Stored items:
◇ ◇ ◇

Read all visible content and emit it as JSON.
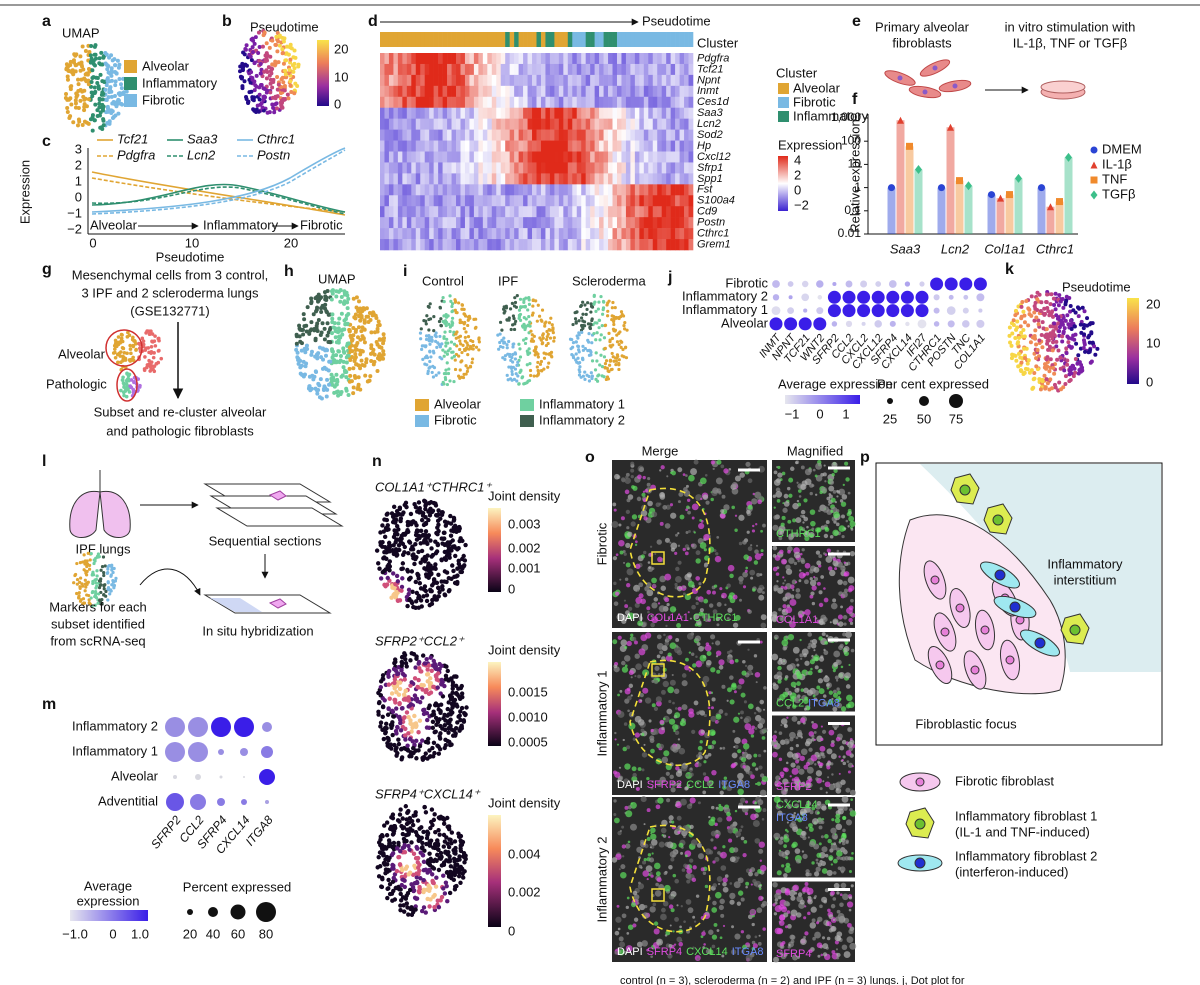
{
  "panels": {
    "a": {
      "letter": "a",
      "title": "UMAP",
      "legend": [
        "Alveolar",
        "Inflammatory",
        "Fibrotic"
      ]
    },
    "b": {
      "letter": "b",
      "title": "Pseudotime",
      "ticks": [
        "20",
        "10",
        "0"
      ]
    },
    "c": {
      "letter": "c",
      "legend": [
        "Tcf21",
        "Saa3",
        "Cthrc1",
        "Pdgfra",
        "Lcn2",
        "Postn"
      ],
      "ylabel": "Expression",
      "yticks": [
        "3",
        "2",
        "1",
        "0",
        "−1",
        "−2"
      ],
      "xticks": [
        "0",
        "10",
        "20"
      ],
      "xlabel": "Pseudotime",
      "stages": [
        "Alveolar",
        "Inflammatory",
        "Fibrotic"
      ]
    },
    "d": {
      "letter": "d",
      "arrow": "Pseudotime",
      "cluster": "Cluster",
      "genes": [
        "Pdgfra",
        "Tcf21",
        "Npnt",
        "Inmt",
        "Ces1d",
        "Saa3",
        "Lcn2",
        "Sod2",
        "Hp",
        "Cxcl12",
        "Sfrp1",
        "Spp1",
        "Fst",
        "S100a4",
        "Cd9",
        "Postn",
        "Cthrc1",
        "Grem1"
      ],
      "legend_title": "Cluster",
      "legend": [
        "Alveolar",
        "Fibrotic",
        "Inflammatory"
      ],
      "expr_title": "Expression",
      "expr_ticks": [
        "4",
        "2",
        "0",
        "−2"
      ]
    },
    "e": {
      "letter": "e",
      "left": [
        "Primary alveolar",
        "fibroblasts"
      ],
      "right": [
        "in vitro stimulation with",
        "IL-1β, TNF or TGFβ"
      ]
    },
    "f": {
      "letter": "f",
      "type": "bar",
      "ylabel": "Relative expression",
      "log": true,
      "ylim": [
        0.01,
        1000
      ],
      "yticks": [
        0.01,
        0.1,
        1,
        10,
        100,
        {
          "value": 1000,
          "label": "1,000"
        }
      ],
      "categories": [
        "Saa3",
        "Lcn2",
        "Col1a1",
        "Cthrc1"
      ],
      "series": [
        {
          "name": "DMEM",
          "color": "#2a44d4",
          "values": [
            1,
            1,
            0.5,
            1
          ]
        },
        {
          "name": "IL-1β",
          "color": "#e0402e",
          "values": [
            800,
            400,
            0.35,
            0.15
          ]
        },
        {
          "name": "TNF",
          "color": "#f08a2c",
          "values": [
            60,
            2,
            0.5,
            0.25
          ]
        },
        {
          "name": "TGFβ",
          "color": "#3cbf8a",
          "values": [
            6,
            1.2,
            2.5,
            20
          ]
        }
      ]
    },
    "g": {
      "letter": "g",
      "top": [
        "Mesenchymal cells from 3 control,",
        "3 IPF and 2 scleroderma lungs",
        "(GSE132771)"
      ],
      "alveolar": "Alveolar",
      "pathologic": "Pathologic",
      "bottom": [
        "Subset and re-cluster alveolar",
        "and pathologic fibroblasts"
      ]
    },
    "h": {
      "letter": "h",
      "title": "UMAP"
    },
    "i": {
      "letter": "i",
      "titles": [
        "Control",
        "IPF",
        "Scleroderma"
      ],
      "legend": [
        "Alveolar",
        "Fibrotic",
        "Inflammatory 1",
        "Inflammatory 2"
      ]
    },
    "j": {
      "letter": "j",
      "rows": [
        "Fibrotic",
        "Inflammatory 2",
        "Inflammatory 1",
        "Alveolar"
      ],
      "genes": [
        "INMT",
        "NPNT",
        "TCF21",
        "WNT2",
        "SFRP2",
        "CCL2",
        "CXCL2",
        "CXCL12",
        "SFRP4",
        "CXCL14",
        "IFI27",
        "CTHRC1",
        "POSTN",
        "TNC",
        "COL1A1"
      ],
      "avg_title": "Average expression",
      "avg_ticks": [
        "−1",
        "0",
        "1"
      ],
      "pct_title": "Per cent expressed",
      "pct_ticks": [
        "25",
        "50",
        "75"
      ]
    },
    "k": {
      "letter": "k",
      "title": "Pseudotime",
      "ticks": [
        "20",
        "10",
        "0"
      ]
    },
    "l": {
      "letter": "l",
      "lungs": "IPF lungs",
      "sections": "Sequential sections",
      "ish": "In situ hybridization",
      "markers": [
        "Markers for each",
        "subset identified",
        "from scRNA-seq"
      ]
    },
    "m": {
      "letter": "m",
      "rows": [
        "Inflammatory 2",
        "Inflammatory 1",
        "Alveolar",
        "Adventitial"
      ],
      "genes": [
        "SFRP2",
        "CCL2",
        "SFRP4",
        "CXCL14",
        "ITGA8"
      ],
      "avg_title": [
        "Average",
        "expression"
      ],
      "avg_ticks": [
        "−1.0",
        "0",
        "1.0"
      ],
      "pct_title": "Percent expressed",
      "pct_ticks": [
        "20",
        "40",
        "60",
        "80"
      ]
    },
    "n": {
      "letter": "n",
      "plots": [
        {
          "title": "COL1A1⁺CTHRC1⁺",
          "legend": "Joint density",
          "ticks": [
            "0.003",
            "0.002",
            "0.001",
            "0"
          ]
        },
        {
          "title": "SFRP2⁺CCL2⁺",
          "legend": "Joint density",
          "ticks": [
            "0.0015",
            "0.0010",
            "0.0005"
          ]
        },
        {
          "title": "SFRP4⁺CXCL14⁺",
          "legend": "Joint density",
          "ticks": [
            "0.004",
            "0.002",
            "0"
          ]
        }
      ]
    },
    "o": {
      "letter": "o",
      "merge": "Merge",
      "magnified": "Magnified",
      "rows": [
        "Fibrotic",
        "Inflammatory 1",
        "Inflammatory 2"
      ],
      "stains": [
        [
          "DAPI",
          "COL1A1",
          "CTHRC1"
        ],
        [
          "DAPI",
          "SFRP2",
          "CCL2",
          "ITGA8"
        ],
        [
          "DAPI",
          "SFRP4",
          "CXCL14",
          "ITGA8"
        ]
      ],
      "mag": [
        [
          "CTHRC1",
          "COL1A1"
        ],
        [
          "CCL2",
          "ITGA8",
          "SFRP2"
        ],
        [
          "CXCL14",
          "ITGA8",
          "SFRP4"
        ]
      ]
    },
    "p": {
      "letter": "p",
      "interstitium": [
        "Inflammatory",
        "interstitium"
      ],
      "focus": "Fibroblastic focus",
      "legend": [
        "Fibrotic fibroblast",
        "Inflammatory fibroblast 1",
        "(IL-1 and TNF-induced)",
        "Inflammatory fibroblast 2",
        "(interferon-induced)"
      ]
    }
  },
  "caption": "control (n = 3), scleroderma (n = 2) and IPF (n = 3) lungs. j, Dot plot for"
}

◇ ◇ ◇

> WHAT THE TASK ASKS:
Please print the records above once more, word for word, omitting all pictures.

> WRITTEN ANSWER:
Read all visible content and emit it as JSON.
{
  "panels": {
    "a": {
      "letter": "a",
      "title": "UMAP",
      "legend": [
        "Alveolar",
        "Inflammatory",
        "Fibrotic"
      ]
    },
    "b": {
      "letter": "b",
      "title": "Pseudotime",
      "ticks": [
        "20",
        "10",
        "0"
      ]
    },
    "c": {
      "letter": "c",
      "legend": [
        "Tcf21",
        "Saa3",
        "Cthrc1",
        "Pdgfra",
        "Lcn2",
        "Postn"
      ],
      "ylabel": "Expression",
      "yticks": [
        "3",
        "2",
        "1",
        "0",
        "−1",
        "−2"
      ],
      "xticks": [
        "0",
        "10",
        "20"
      ],
      "xlabel": "Pseudotime",
      "stages": [
        "Alveolar",
        "Inflammatory",
        "Fibrotic"
      ]
    },
    "d": {
      "letter": "d",
      "arrow": "Pseudotime",
      "cluster": "Cluster",
      "genes": [
        "Pdgfra",
        "Tcf21",
        "Npnt",
        "Inmt",
        "Ces1d",
        "Saa3",
        "Lcn2",
        "Sod2",
        "Hp",
        "Cxcl12",
        "Sfrp1",
        "Spp1",
        "Fst",
        "S100a4",
        "Cd9",
        "Postn",
        "Cthrc1",
        "Grem1"
      ],
      "legend_title": "Cluster",
      "legend": [
        "Alveolar",
        "Fibrotic",
        "Inflammatory"
      ],
      "expr_title": "Expression",
      "expr_ticks": [
        "4",
        "2",
        "0",
        "−2"
      ]
    },
    "e": {
      "letter": "e",
      "left": [
        "Primary alveolar",
        "fibroblasts"
      ],
      "right": [
        "in vitro stimulation with",
        "IL-1β, TNF or TGFβ"
      ]
    },
    "f": {
      "letter": "f",
      "type": "bar",
      "ylabel": "Relative expression",
      "log": true,
      "ylim": [
        0.01,
        1000
      ],
      "yticks": [
        0.01,
        0.1,
        1,
        10,
        100,
        {
          "value": 1000,
          "label": "1,000"
        }
      ],
      "categories": [
        "Saa3",
        "Lcn2",
        "Col1a1",
        "Cthrc1"
      ],
      "series": [
        {
          "name": "DMEM",
          "color": "#2a44d4",
          "values": [
            1,
            1,
            0.5,
            1
          ]
        },
        {
          "name": "IL-1β",
          "color": "#e0402e",
          "values": [
            800,
            400,
            0.35,
            0.15
          ]
        },
        {
          "name": "TNF",
          "color": "#f08a2c",
          "values": [
            60,
            2,
            0.5,
            0.25
          ]
        },
        {
          "name": "TGFβ",
          "color": "#3cbf8a",
          "values": [
            6,
            1.2,
            2.5,
            20
          ]
        }
      ]
    },
    "g": {
      "letter": "g",
      "top": [
        "Mesenchymal cells from 3 control,",
        "3 IPF and 2 scleroderma lungs",
        "(GSE132771)"
      ],
      "alveolar": "Alveolar",
      "pathologic": "Pathologic",
      "bottom": [
        "Subset and re-cluster alveolar",
        "and pathologic fibroblasts"
      ]
    },
    "h": {
      "letter": "h",
      "title": "UMAP"
    },
    "i": {
      "letter": "i",
      "titles": [
        "Control",
        "IPF",
        "Scleroderma"
      ],
      "legend": [
        "Alveolar",
        "Fibrotic",
        "Inflammatory 1",
        "Inflammatory 2"
      ]
    },
    "j": {
      "letter": "j",
      "rows": [
        "Fibrotic",
        "Inflammatory 2",
        "Inflammatory 1",
        "Alveolar"
      ],
      "genes": [
        "INMT",
        "NPNT",
        "TCF21",
        "WNT2",
        "SFRP2",
        "CCL2",
        "CXCL2",
        "CXCL12",
        "SFRP4",
        "CXCL14",
        "IFI27",
        "CTHRC1",
        "POSTN",
        "TNC",
        "COL1A1"
      ],
      "avg_title": "Average expression",
      "avg_ticks": [
        "−1",
        "0",
        "1"
      ],
      "pct_title": "Per cent expressed",
      "pct_ticks": [
        "25",
        "50",
        "75"
      ]
    },
    "k": {
      "letter": "k",
      "title": "Pseudotime",
      "ticks": [
        "20",
        "10",
        "0"
      ]
    },
    "l": {
      "letter": "l",
      "lungs": "IPF lungs",
      "sections": "Sequential sections",
      "ish": "In situ hybridization",
      "markers": [
        "Markers for each",
        "subset identified",
        "from scRNA-seq"
      ]
    },
    "m": {
      "letter": "m",
      "rows": [
        "Inflammatory 2",
        "Inflammatory 1",
        "Alveolar",
        "Adventitial"
      ],
      "genes": [
        "SFRP2",
        "CCL2",
        "SFRP4",
        "CXCL14",
        "ITGA8"
      ],
      "avg_title": [
        "Average",
        "expression"
      ],
      "avg_ticks": [
        "−1.0",
        "0",
        "1.0"
      ],
      "pct_title": "Percent expressed",
      "pct_ticks": [
        "20",
        "40",
        "60",
        "80"
      ]
    },
    "n": {
      "letter": "n",
      "plots": [
        {
          "title": "COL1A1⁺CTHRC1⁺",
          "legend": "Joint density",
          "ticks": [
            "0.003",
            "0.002",
            "0.001",
            "0"
          ]
        },
        {
          "title": "SFRP2⁺CCL2⁺",
          "legend": "Joint density",
          "ticks": [
            "0.0015",
            "0.0010",
            "0.0005"
          ]
        },
        {
          "title": "SFRP4⁺CXCL14⁺",
          "legend": "Joint density",
          "ticks": [
            "0.004",
            "0.002",
            "0"
          ]
        }
      ]
    },
    "o": {
      "letter": "o",
      "merge": "Merge",
      "magnified": "Magnified",
      "rows": [
        "Fibrotic",
        "Inflammatory 1",
        "Inflammatory 2"
      ],
      "stains": [
        [
          "DAPI",
          "COL1A1",
          "CTHRC1"
        ],
        [
          "DAPI",
          "SFRP2",
          "CCL2",
          "ITGA8"
        ],
        [
          "DAPI",
          "SFRP4",
          "CXCL14",
          "ITGA8"
        ]
      ],
      "mag": [
        [
          "CTHRC1",
          "COL1A1"
        ],
        [
          "CCL2",
          "ITGA8",
          "SFRP2"
        ],
        [
          "CXCL14",
          "ITGA8",
          "SFRP4"
        ]
      ]
    },
    "p": {
      "letter": "p",
      "interstitium": [
        "Inflammatory",
        "interstitium"
      ],
      "focus": "Fibroblastic focus",
      "legend": [
        "Fibrotic fibroblast",
        "Inflammatory fibroblast 1",
        "(IL-1 and TNF-induced)",
        "Inflammatory fibroblast 2",
        "(interferon-induced)"
      ]
    }
  },
  "caption": "control (n = 3), scleroderma (n = 2) and IPF (n = 3) lungs. j, Dot plot for"
}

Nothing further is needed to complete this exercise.